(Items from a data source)
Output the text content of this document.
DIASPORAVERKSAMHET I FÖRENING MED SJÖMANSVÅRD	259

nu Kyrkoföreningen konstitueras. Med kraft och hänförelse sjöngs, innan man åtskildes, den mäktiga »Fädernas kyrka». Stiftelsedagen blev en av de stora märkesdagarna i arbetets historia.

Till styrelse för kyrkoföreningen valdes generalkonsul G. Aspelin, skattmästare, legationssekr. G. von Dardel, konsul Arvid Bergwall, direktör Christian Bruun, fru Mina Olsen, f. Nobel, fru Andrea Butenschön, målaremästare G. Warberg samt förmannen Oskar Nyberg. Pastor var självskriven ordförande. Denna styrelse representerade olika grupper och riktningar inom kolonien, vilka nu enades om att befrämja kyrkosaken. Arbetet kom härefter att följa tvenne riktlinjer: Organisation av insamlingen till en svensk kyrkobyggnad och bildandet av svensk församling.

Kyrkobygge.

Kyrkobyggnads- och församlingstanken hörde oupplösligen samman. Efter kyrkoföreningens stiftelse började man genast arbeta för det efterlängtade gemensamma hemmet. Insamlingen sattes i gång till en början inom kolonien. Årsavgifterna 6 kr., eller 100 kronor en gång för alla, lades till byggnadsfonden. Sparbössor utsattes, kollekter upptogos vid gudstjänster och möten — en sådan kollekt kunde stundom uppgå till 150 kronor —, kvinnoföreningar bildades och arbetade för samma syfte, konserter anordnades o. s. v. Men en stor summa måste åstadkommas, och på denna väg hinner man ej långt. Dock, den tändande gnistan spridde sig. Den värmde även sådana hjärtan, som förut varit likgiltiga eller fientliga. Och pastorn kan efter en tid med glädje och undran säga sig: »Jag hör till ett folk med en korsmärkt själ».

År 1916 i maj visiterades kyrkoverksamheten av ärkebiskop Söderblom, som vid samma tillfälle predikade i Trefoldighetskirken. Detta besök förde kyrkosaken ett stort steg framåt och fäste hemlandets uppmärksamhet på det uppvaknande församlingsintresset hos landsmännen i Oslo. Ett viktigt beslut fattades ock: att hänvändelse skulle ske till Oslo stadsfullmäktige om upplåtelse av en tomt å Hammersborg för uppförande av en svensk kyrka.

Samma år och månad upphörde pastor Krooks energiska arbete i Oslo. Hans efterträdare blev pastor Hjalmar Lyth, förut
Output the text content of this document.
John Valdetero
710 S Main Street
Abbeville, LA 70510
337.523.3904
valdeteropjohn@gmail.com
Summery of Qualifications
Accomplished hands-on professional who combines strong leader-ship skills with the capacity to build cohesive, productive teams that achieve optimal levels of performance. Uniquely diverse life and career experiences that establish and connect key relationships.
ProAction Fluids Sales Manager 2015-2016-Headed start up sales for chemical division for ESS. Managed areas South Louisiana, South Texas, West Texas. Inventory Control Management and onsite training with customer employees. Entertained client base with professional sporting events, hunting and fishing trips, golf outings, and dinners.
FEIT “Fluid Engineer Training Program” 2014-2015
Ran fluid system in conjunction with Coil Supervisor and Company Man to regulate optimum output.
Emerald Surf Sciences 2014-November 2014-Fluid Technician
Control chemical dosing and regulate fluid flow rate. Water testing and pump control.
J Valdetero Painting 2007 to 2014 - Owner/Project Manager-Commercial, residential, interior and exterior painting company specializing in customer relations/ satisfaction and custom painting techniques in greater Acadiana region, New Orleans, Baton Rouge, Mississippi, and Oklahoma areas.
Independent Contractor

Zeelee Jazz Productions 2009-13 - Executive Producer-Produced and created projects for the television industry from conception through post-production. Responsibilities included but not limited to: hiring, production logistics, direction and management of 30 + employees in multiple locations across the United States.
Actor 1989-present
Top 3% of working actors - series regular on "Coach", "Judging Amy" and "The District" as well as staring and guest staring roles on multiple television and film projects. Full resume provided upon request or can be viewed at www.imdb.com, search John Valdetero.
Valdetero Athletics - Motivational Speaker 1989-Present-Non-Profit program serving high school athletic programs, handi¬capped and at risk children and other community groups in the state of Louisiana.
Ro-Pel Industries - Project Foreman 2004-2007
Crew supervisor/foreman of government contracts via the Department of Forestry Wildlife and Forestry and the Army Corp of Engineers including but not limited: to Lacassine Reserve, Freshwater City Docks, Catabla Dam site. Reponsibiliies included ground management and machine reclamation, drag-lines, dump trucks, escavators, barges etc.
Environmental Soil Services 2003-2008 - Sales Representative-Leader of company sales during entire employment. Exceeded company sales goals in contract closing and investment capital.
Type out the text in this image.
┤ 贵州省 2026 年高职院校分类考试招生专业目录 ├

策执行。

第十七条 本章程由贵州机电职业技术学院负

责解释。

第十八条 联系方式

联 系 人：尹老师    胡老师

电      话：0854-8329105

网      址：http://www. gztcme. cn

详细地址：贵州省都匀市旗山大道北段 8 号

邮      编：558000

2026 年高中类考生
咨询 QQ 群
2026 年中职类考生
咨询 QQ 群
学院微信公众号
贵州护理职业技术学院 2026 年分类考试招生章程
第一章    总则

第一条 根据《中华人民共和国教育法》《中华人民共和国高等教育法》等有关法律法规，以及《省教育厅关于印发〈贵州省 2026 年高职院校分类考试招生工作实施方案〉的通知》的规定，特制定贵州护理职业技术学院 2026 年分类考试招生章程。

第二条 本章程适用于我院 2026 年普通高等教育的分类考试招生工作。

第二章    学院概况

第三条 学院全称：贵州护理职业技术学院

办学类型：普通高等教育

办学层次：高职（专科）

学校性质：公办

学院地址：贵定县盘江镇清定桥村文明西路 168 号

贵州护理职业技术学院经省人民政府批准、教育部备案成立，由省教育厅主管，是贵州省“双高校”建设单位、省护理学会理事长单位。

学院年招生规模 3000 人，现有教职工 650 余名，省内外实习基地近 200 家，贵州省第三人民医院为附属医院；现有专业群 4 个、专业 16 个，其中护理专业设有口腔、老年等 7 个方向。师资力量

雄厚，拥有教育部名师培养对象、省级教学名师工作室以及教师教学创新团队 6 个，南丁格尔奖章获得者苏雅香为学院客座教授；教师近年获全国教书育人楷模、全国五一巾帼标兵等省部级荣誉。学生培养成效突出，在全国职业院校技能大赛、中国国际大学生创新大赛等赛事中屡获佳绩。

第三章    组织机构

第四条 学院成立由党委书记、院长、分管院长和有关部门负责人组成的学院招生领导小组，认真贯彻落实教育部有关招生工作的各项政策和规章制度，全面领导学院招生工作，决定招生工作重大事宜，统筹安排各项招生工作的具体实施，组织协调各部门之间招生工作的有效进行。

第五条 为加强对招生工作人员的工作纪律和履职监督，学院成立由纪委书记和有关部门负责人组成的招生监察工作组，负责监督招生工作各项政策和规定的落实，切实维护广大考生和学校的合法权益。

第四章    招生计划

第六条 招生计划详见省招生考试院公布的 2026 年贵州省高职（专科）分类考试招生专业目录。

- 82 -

What you have to do =
From the entries above, copy every line where the word "年分类考试招生章程" shows up.

Reply =
贵州护理职业技术学院 2026 年分类考试招生章程
第一条 根据《中华人民共和国教育法》《中华人民共和国高等教育法》等有关法律法规，以及《省教育厅关于印发〈贵州省 2026 年高职院校分类考试招生工作实施方案〉的通知》的规定，特制定贵州护理职业技术学院 2026 年分类考试招生章程。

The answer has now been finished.